A method of binder jet printing a metal part includes depositing a layer of a metal powder on a working surface of a binder jet printer and selectively printing a binder solution having a reversible binder into the layer of metal powder in a pattern to generate a printed layer. The pattern is representative of a structure of a layer of the metal part. The method also includes curing the reversible binder in the printed layer to generate a layer of a green body metal part and heating the green body metal part above a first temperature to remove a substantial portion of the reversible binder and generate a brown body metal part. The reversible binder is thermally decomposed to generate oligomers that remain within and strengthen the brown body metal part. The method further includes heating the brown body metal part above a second temperature to remove the oligomers and sinter the metal powder to generate the metal part. The metal part is substantially free of char residue.

* * * *

_Problem set_
1 – In the binder jet printing text above, condense the paragraph beginning "A method of binder jet printing a metal part" into a numbered list of steps, keeping its main facts.
2 – According to the binder jet printing text, what does the reversible binder generate when it is thermally decomposed?

* * * *

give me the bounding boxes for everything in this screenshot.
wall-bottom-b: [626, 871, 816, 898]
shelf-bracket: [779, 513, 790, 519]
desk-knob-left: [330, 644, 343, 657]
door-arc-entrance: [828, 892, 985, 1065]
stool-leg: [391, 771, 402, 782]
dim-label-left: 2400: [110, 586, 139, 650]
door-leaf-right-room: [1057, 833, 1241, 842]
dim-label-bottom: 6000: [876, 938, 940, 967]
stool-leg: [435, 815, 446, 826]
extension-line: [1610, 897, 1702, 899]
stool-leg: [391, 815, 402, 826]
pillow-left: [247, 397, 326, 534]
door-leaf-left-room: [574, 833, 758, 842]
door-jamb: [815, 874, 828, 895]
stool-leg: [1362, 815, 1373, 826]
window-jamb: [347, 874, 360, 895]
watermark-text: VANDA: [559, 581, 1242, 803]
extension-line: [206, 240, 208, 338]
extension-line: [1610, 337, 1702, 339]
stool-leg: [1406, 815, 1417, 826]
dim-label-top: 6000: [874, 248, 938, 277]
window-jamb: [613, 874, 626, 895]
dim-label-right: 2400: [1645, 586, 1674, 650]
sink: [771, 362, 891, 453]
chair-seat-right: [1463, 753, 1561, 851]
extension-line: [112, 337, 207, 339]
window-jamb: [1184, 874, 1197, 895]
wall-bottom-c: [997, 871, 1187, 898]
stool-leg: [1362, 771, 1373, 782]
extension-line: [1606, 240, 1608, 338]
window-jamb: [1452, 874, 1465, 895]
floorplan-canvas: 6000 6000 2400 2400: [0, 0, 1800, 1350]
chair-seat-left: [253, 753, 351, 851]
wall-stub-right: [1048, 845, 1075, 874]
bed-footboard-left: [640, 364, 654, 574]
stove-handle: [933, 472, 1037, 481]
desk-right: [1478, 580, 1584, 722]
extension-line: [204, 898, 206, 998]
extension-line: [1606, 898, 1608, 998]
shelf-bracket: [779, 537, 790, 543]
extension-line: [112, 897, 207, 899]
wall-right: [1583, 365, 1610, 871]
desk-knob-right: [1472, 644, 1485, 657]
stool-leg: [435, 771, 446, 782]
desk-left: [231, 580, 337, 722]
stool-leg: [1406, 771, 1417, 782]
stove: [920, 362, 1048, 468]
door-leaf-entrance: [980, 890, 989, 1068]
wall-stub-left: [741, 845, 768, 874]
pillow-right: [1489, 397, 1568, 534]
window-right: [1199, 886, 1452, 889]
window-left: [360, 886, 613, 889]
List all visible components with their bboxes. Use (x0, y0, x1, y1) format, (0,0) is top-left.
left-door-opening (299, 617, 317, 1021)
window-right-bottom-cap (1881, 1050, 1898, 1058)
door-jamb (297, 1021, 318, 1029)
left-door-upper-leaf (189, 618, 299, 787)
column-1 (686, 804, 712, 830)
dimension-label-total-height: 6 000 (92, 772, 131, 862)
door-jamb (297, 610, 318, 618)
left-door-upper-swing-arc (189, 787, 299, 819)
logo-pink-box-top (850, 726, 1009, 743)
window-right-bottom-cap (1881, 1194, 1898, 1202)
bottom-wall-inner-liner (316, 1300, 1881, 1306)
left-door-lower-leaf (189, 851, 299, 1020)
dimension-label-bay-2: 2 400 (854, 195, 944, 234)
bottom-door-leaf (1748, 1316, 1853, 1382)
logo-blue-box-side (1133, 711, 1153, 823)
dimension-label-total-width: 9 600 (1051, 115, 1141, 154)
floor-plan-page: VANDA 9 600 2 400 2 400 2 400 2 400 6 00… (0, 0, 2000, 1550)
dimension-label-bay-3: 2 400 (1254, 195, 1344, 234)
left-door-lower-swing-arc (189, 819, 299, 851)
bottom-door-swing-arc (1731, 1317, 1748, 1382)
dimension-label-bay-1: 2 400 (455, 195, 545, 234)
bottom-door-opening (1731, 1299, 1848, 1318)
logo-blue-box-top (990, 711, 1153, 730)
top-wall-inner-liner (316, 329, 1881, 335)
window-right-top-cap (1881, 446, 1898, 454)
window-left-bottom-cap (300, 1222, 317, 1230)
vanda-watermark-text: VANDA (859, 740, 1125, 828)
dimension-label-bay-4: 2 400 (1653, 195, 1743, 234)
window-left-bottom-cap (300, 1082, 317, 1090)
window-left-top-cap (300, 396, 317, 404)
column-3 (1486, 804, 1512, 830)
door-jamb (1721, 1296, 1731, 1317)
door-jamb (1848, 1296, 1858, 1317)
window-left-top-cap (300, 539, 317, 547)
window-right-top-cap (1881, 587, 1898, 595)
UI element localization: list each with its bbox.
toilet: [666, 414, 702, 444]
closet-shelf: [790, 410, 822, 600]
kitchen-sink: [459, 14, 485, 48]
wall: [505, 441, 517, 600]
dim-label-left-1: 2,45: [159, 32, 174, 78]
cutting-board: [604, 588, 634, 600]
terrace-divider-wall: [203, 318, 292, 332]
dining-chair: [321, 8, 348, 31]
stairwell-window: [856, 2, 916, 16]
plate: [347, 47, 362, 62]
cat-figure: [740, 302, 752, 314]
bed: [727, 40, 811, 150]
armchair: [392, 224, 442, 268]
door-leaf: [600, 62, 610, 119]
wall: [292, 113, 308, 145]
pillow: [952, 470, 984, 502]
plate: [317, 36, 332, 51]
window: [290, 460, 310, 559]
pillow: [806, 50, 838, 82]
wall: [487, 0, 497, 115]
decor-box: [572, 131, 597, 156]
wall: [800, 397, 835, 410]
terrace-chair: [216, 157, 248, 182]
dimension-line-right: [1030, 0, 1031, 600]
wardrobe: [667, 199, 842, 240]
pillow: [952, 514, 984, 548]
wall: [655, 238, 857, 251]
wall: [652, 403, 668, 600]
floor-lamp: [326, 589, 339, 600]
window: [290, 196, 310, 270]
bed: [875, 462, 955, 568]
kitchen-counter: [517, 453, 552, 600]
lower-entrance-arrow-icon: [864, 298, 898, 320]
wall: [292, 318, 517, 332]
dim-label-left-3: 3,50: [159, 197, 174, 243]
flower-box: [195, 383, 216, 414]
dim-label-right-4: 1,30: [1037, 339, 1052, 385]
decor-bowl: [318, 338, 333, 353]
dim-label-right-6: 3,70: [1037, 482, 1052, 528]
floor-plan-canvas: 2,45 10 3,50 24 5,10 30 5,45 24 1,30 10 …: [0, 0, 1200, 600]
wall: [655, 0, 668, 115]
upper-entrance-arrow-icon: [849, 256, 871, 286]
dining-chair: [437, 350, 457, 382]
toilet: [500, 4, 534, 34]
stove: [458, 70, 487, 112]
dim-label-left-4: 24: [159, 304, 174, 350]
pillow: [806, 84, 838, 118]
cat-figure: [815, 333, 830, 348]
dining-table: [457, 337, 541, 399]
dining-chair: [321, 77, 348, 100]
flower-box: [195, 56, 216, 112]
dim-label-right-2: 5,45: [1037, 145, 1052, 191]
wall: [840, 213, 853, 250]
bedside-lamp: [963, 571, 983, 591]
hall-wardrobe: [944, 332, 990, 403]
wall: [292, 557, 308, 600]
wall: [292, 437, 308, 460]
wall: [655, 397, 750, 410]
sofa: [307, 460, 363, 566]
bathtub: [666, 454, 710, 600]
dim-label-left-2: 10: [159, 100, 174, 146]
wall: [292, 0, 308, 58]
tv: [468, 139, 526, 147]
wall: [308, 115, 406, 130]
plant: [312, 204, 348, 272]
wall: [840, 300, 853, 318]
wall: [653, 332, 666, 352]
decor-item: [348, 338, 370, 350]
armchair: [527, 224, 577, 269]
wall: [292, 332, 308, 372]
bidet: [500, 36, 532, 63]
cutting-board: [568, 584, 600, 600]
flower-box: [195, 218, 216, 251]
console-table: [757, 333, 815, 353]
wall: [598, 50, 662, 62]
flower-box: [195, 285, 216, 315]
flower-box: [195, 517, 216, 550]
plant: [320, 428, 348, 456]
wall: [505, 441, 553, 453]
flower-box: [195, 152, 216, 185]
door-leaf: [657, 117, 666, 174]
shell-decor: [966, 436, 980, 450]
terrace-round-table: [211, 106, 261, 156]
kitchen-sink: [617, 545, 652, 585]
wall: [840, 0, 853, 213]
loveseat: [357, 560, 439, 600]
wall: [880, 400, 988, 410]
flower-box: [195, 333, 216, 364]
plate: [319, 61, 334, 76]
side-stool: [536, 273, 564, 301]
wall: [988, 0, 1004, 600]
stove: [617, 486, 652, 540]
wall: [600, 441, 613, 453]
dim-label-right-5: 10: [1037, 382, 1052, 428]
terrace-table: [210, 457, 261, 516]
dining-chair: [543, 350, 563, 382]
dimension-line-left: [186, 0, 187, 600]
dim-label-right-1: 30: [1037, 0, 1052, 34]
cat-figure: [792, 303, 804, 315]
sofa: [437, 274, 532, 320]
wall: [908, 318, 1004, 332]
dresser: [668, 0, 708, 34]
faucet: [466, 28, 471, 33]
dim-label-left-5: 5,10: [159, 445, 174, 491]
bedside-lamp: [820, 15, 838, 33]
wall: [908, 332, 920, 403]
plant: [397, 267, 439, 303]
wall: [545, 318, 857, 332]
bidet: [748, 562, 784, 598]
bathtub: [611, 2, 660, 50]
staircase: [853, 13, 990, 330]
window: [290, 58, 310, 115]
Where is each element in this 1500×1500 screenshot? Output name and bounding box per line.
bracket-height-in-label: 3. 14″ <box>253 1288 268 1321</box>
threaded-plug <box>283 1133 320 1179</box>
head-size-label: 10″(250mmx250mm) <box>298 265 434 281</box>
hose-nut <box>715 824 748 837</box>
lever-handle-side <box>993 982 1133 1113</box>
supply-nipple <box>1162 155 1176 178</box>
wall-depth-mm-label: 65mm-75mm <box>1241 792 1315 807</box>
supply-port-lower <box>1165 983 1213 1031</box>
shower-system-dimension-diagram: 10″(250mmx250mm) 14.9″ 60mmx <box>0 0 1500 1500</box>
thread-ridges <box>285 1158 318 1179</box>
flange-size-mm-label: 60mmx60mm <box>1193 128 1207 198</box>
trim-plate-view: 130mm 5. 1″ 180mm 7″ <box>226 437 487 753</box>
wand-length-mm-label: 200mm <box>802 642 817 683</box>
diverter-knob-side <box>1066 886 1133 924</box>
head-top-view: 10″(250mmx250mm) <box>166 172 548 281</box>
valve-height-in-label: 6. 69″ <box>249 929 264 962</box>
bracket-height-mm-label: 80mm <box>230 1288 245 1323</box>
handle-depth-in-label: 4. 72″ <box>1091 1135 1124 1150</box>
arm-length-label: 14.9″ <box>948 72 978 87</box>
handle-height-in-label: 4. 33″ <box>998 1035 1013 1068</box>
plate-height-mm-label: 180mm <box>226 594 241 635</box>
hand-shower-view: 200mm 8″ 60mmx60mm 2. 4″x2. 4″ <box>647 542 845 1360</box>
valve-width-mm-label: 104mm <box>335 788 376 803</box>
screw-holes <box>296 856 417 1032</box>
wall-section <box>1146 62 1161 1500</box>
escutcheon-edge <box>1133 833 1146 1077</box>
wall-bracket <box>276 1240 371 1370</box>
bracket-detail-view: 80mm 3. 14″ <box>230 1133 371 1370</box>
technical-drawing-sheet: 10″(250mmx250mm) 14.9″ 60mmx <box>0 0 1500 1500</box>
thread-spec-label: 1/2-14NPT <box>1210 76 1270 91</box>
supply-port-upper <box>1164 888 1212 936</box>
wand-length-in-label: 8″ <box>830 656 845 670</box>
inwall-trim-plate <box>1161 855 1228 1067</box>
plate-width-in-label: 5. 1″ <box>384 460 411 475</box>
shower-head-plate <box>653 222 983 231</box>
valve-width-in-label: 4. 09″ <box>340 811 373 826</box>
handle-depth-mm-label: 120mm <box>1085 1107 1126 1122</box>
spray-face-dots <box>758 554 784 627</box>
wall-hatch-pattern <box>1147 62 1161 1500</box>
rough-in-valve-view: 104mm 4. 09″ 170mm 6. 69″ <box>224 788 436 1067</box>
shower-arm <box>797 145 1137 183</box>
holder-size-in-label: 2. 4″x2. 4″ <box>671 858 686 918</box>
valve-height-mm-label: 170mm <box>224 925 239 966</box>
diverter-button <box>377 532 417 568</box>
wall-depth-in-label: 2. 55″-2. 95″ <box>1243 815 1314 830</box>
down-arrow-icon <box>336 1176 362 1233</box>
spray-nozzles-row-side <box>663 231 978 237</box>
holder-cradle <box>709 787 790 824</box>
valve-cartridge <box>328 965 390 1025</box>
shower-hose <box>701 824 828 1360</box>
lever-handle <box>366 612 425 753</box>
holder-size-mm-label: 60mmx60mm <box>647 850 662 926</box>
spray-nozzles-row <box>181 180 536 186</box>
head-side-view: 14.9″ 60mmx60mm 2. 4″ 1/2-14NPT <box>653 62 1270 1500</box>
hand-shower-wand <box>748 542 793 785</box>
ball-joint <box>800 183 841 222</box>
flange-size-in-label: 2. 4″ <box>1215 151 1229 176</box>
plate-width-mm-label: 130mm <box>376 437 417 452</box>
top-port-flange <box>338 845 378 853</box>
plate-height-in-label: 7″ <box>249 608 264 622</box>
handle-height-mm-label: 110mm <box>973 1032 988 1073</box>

* * * *

_Expected answers_
1 –
1. Deposit a layer of metal powder on the working surface of a binder jet printer.
2. Selectively print a binder solution with a reversible binder into the powder in a pattern that represents one layer of the metal part, producing a printed layer.
3. Cure the reversible binder in the printed layer to form a layer of a green body metal part.
4. Heat the green body above a first temperature to remove most of the reversible binder, producing a brown body metal part. The binder thermally decomposes into oligomers that stay inside and strengthen the brown body.
5. Heat the brown body above a second temperature to remove the oligomers and sinter the metal powder, producing a metal part substantially free of char residue.

2 – It generates oligomers that remain within and strengthen the brown body metal part.